# Selected passage:
----

I have two parents with dementia. My father has Parkinson's related dementia. I recently moved him to a skilled nursing facility and is doing fairly well. My mother is still in the same AL community she shared with my dad for the past 4 years. She has a caregiver/companion who visits daily for 3 hours. My mom is really struggling. She is profoundly depressed and lonely. She has her days/nights mixed up. She often sleeps all day and then wanders the halls of the community in the middle of the night. She is angry, frustrated, and cries all the time. Someone made a comment in a discussion group on this site that spoke volumes to me: my mom is unhappy with where she is in her own mind/life. She can't remember things, barely engages in self-care rituals like brushing her teeth, and does not engage in the many activities her community offers. Some of her issues are self-imposed - she is very willful and if given the chance, will not eat in the dining room, go to events, etc that put her in contact with other residents. I assume that socialization might ease her loneliness a bit but to be honest, I am not sure. She is so lost without my dad.

She also struggles to participate in her community bc she sleeps all day/is awake all night. She also often refuses to eat anything except peanut butter crackers and Pepsi which eventually leads to a major emotional meltdown that usually involves calling me to tell me how unhappy she is and what a terrible daughter I am.

I know that she will never really be happy again but I feel like there has to be more that can be done to give this woman some relief. Please let me know your thoughts. Below is a list of things I am currently working on. I am open to any and all ideas.

- possibly moving her into skilled nursing or MC in the same facility that my father lives in which would provide more care and they could see each other once a day
- visiting the neurologist again in two weeks to discuss her dose of Rexulti and Zoloft to address her insomnia, depression, and dementia
- trying to find some kind of psychiatrist or neurologist who specializes in dementia
- moving her into MC in her current community
Thanks for your help!

M1

Welcome to the forum. It sounds like she needs MC, for sure, and the only question is where. Putting her where you dad is sounds like it might be a good idea. I would ask both MC facilities if they have a physician they work with who could potentially prescribed for her depression, agitation, and sleep fragmentation. All of those should potentially respond to Rexulti and Zoloft—though honestly the older antipsychotics Seroquel and Risperdal work just as well as Rexulta and are a lot cheaper. Sorry you are facing this.

----

# Information provided:
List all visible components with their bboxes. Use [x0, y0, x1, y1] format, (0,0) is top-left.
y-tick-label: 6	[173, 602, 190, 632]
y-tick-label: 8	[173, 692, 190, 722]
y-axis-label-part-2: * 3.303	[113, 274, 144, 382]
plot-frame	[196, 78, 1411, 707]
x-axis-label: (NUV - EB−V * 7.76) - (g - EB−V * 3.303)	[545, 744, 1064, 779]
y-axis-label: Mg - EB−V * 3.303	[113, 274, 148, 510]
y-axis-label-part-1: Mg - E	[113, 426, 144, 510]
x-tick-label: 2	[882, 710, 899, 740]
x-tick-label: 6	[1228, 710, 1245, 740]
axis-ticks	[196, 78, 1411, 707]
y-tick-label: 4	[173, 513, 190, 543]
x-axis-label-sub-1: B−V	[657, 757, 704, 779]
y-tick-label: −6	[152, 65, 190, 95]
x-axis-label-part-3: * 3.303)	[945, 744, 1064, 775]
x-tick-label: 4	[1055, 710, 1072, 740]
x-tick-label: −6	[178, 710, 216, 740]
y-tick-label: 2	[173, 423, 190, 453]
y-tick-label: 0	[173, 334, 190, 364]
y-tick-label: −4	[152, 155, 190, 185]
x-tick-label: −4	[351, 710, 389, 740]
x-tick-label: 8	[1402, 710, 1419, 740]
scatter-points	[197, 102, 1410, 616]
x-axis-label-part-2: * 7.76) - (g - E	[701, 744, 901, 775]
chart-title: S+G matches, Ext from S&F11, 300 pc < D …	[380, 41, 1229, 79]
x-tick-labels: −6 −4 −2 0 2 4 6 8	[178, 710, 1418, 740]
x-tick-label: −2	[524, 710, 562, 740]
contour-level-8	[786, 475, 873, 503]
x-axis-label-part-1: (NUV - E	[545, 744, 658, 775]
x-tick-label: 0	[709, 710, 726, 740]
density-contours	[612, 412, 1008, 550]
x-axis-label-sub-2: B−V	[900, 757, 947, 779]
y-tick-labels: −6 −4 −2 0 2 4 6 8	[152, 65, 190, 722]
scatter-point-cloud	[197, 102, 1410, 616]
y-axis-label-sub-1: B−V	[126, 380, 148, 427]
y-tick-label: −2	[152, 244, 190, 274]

----

# What you are asked to do:
In the dementia forum thread, how long does the mother's caregiver/companion visit each day? The entries have nothing to do with the dementia forum thread.

# Solved exercise:
Three hours.